◆ REQUEST:
Copy out the material below line for line without changing anything, but omit the pictures.

::::::::

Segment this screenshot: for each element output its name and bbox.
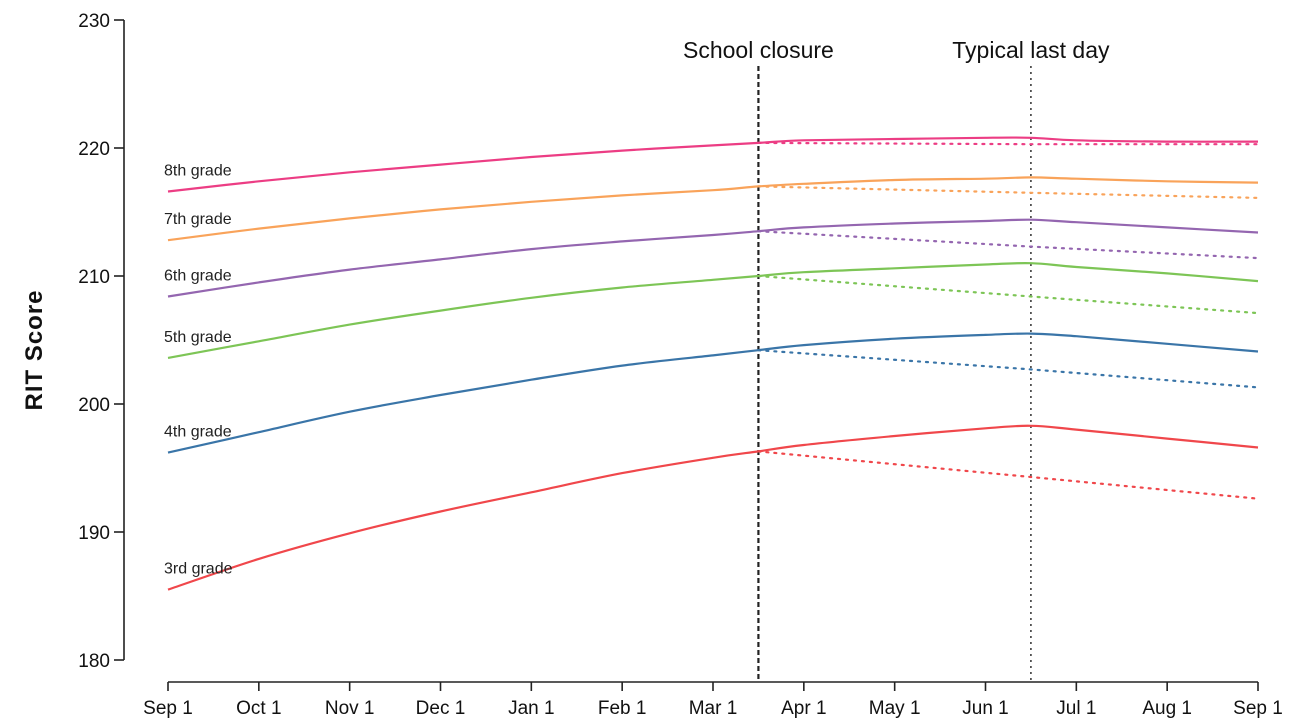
series-3rd-grade-projection [757,450,1260,500]
y-tick-label: 230 [78,11,110,32]
series-7th-grade-projection [757,185,1260,199]
axes: 180 190 200 210 220 230 RIT Score Sep 1 Oct 1 Nov… [21,11,1283,719]
series-8th-grade-projection [757,141,1260,146]
y-tick-label: 220 [78,139,110,160]
x-tick-label: Jun 1 [962,698,1008,719]
x-tick-label: May 1 [869,698,921,719]
series-6th-grade-projection [757,230,1260,260]
x-tick-label: Dec 1 [416,698,466,719]
x-tick-label: Mar 1 [689,698,738,719]
series-label: 7th grade [164,211,232,228]
y-tick-label: 210 [78,267,110,288]
series-label: 5th grade [164,329,232,346]
annotation-label: School closure [683,37,834,63]
x-tick-label: Jan 1 [508,698,554,719]
x-tick-label: Sep 1 [1233,698,1283,719]
y-tick-label: 200 [78,395,110,416]
series-label: 4th grade [164,424,232,441]
series-6th-grade-line [167,218,1259,298]
series-label: 3rd grade [164,561,233,578]
series-group [167,136,1260,591]
x-tick-label: Feb 1 [598,698,647,719]
reference-lines: School closure Typical last day [683,37,1110,682]
x-tick-label: Oct 1 [236,698,281,719]
x-tick-label: Nov 1 [325,698,375,719]
series-4th-grade-line [167,332,1259,454]
series-8th-grade-line [167,136,1259,193]
series-4th-grade-projection [757,349,1260,389]
series-7th-grade-line [167,176,1259,242]
series-label: 6th grade [164,267,232,284]
y-tick-label: 190 [78,523,110,544]
x-tick-label: Sep 1 [143,698,193,719]
annotation-label: Typical last day [952,37,1110,63]
series-5th-grade-line [167,262,1259,359]
x-tick-label: Jul 1 [1056,698,1096,719]
x-tick-label: Aug 1 [1142,698,1192,719]
x-tick-label: Apr 1 [781,698,826,719]
series-label: 8th grade [164,163,232,180]
series-3rd-grade-line [167,424,1259,591]
series-labels: 3rd grade 4th grade 5th grade 6th grade 7th … [164,163,233,578]
y-tick-label: 180 [78,651,110,672]
y-axis-label: RIT Score [21,289,48,410]
series-5th-grade-projection [757,274,1260,315]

::::::::

◆ SOLUTION FOR THIS PROBLEM:
Segment this screenshot: for each element output its name and bbox.
series-3rd-grade-projection [757,450,1260,500]
y-tick-label: 230 [78,11,110,32]
series-7th-grade-projection [757,185,1260,199]
axes: 180 190 200 210 220 230 RIT Score Sep 1 Oct 1 Nov… [21,11,1283,719]
series-8th-grade-projection [757,141,1260,146]
y-tick-label: 220 [78,139,110,160]
x-tick-label: Jun 1 [962,698,1008,719]
x-tick-label: May 1 [869,698,921,719]
series-6th-grade-projection [757,230,1260,260]
x-tick-label: Dec 1 [416,698,466,719]
x-tick-label: Mar 1 [689,698,738,719]
series-label: 7th grade [164,211,232,228]
y-tick-label: 210 [78,267,110,288]
series-label: 5th grade [164,329,232,346]
annotation-label: School closure [683,37,834,63]
x-tick-label: Jan 1 [508,698,554,719]
x-tick-label: Sep 1 [1233,698,1283,719]
y-tick-label: 200 [78,395,110,416]
series-label: 4th grade [164,424,232,441]
series-6th-grade-line [167,218,1259,298]
series-label: 3rd grade [164,561,233,578]
series-group [167,136,1260,591]
x-tick-label: Feb 1 [598,698,647,719]
reference-lines: School closure Typical last day [683,37,1110,682]
x-tick-label: Oct 1 [236,698,281,719]
x-tick-label: Nov 1 [325,698,375,719]
series-4th-grade-line [167,332,1259,454]
series-8th-grade-line [167,136,1259,193]
series-4th-grade-projection [757,349,1260,389]
series-7th-grade-line [167,176,1259,242]
series-label: 6th grade [164,267,232,284]
y-tick-label: 190 [78,523,110,544]
x-tick-label: Sep 1 [143,698,193,719]
annotation-label: Typical last day [952,37,1110,63]
series-5th-grade-line [167,262,1259,359]
x-tick-label: Jul 1 [1056,698,1096,719]
x-tick-label: Aug 1 [1142,698,1192,719]
x-tick-label: Apr 1 [781,698,826,719]
series-label: 8th grade [164,163,232,180]
series-3rd-grade-line [167,424,1259,591]
series-labels: 3rd grade 4th grade 5th grade 6th grade 7th … [164,163,233,578]
y-tick-label: 180 [78,651,110,672]
y-axis-label: RIT Score [21,289,48,410]
series-5th-grade-projection [757,274,1260,315]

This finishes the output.